> Set task
Reproduce each of the records below with "motor vehicle" substituted for "passenger car" and nothing else changed. Omit the pictures.

########################################

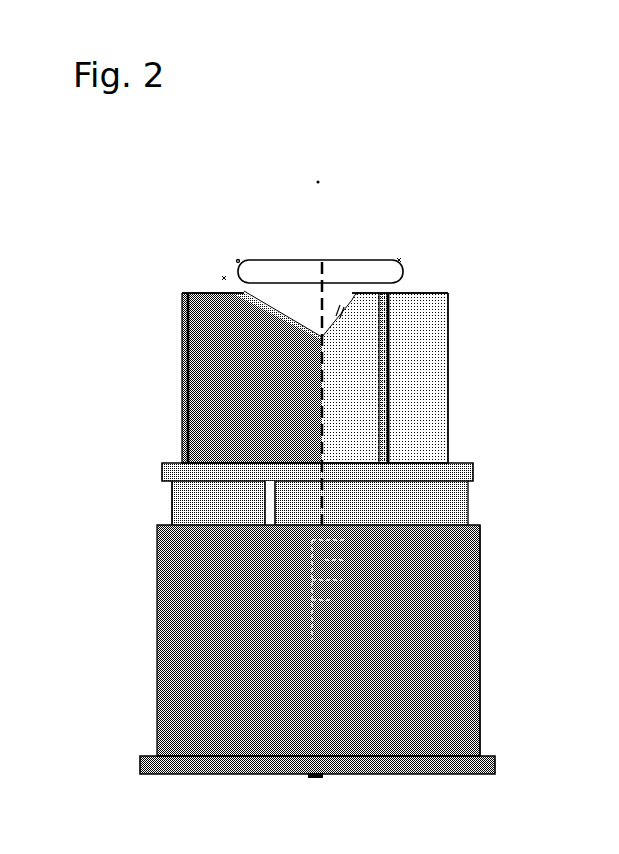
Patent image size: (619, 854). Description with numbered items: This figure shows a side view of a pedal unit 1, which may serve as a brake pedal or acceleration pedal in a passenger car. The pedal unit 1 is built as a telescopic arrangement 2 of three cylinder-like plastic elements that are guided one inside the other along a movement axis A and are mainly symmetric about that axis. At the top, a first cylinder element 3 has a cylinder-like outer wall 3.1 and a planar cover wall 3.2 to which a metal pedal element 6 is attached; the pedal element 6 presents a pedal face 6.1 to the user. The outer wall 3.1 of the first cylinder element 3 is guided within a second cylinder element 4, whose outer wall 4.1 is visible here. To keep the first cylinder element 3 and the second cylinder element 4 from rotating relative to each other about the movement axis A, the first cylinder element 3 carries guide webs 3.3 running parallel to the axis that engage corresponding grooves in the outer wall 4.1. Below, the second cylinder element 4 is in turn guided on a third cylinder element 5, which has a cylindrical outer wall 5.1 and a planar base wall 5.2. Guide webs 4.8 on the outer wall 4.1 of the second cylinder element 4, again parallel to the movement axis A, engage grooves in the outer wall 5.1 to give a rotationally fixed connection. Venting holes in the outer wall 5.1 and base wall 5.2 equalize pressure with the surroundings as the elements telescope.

The pedal unit 1 is at (441, 184).
The telescopic arrangement 2 is at (500, 452).
The first cylinder element 3 is at (431, 361).
The outer wall 3.1 is at (449, 385).
The cover wall 3.2 is at (207, 289).
The guide webs 3.3 is at (181, 359).
The second cylinder element 4 is at (447, 503).
The outer wall 4.1 is at (171, 498).
The guide webs 4.8 is at (262, 509).
The third cylinder element 5 is at (473, 678).
The outer wall 5.1 is at (480, 608).
The base wall 5.2 is at (292, 778).
The pedal element 6 is at (407, 280).
The pedal face 6.1 is at (324, 253).
The movement axis A is at (323, 379).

########################################

> Result
Patent image size: (619, 854). Description with numbered items: This figure shows a side view of a pedal unit 1, which may serve as a brake pedal or acceleration pedal in a motor vehicle. The pedal unit 1 is built as a telescopic arrangement 2 of three cylinder-like plastic elements that are guided one inside the other along a movement axis A and are mainly symmetric about that axis. At the top, a first cylinder element 3 has a cylinder-like outer wall 3.1 and a planar cover wall 3.2 to which a metal pedal element 6 is attached; the pedal element 6 presents a pedal face 6.1 to the user. The outer wall 3.1 of the first cylinder element 3 is guided within a second cylinder element 4, whose outer wall 4.1 is visible here. To keep the first cylinder element 3 and the second cylinder element 4 from rotating relative to each other about the movement axis A, the first cylinder element 3 carries guide webs 3.3 running parallel to the axis that engage corresponding grooves in the outer wall 4.1. Below, the second cylinder element 4 is in turn guided on a third cylinder element 5, which has a cylindrical outer wall 5.1 and a planar base wall 5.2. Guide webs 4.8 on the outer wall 4.1 of the second cylinder element 4, again parallel to the movement axis A, engage grooves in the outer wall 5.1 to give a rotationally fixed connection. Venting holes in the outer wall 5.1 and base wall 5.2 equalize pressure with the surroundings as the elements telescope.

The pedal unit 1 is at (441, 184).
The telescopic arrangement 2 is at (500, 452).
The first cylinder element 3 is at (431, 361).
The outer wall 3.1 is at (449, 385).
The cover wall 3.2 is at (207, 289).
The guide webs 3.3 is at (181, 359).
The second cylinder element 4 is at (447, 503).
The outer wall 4.1 is at (171, 498).
The guide webs 4.8 is at (262, 509).
The third cylinder element 5 is at (473, 678).
The outer wall 5.1 is at (480, 608).
The base wall 5.2 is at (292, 778).
The pedal element 6 is at (407, 280).
The pedal face 6.1 is at (324, 253).
The movement axis A is at (323, 379).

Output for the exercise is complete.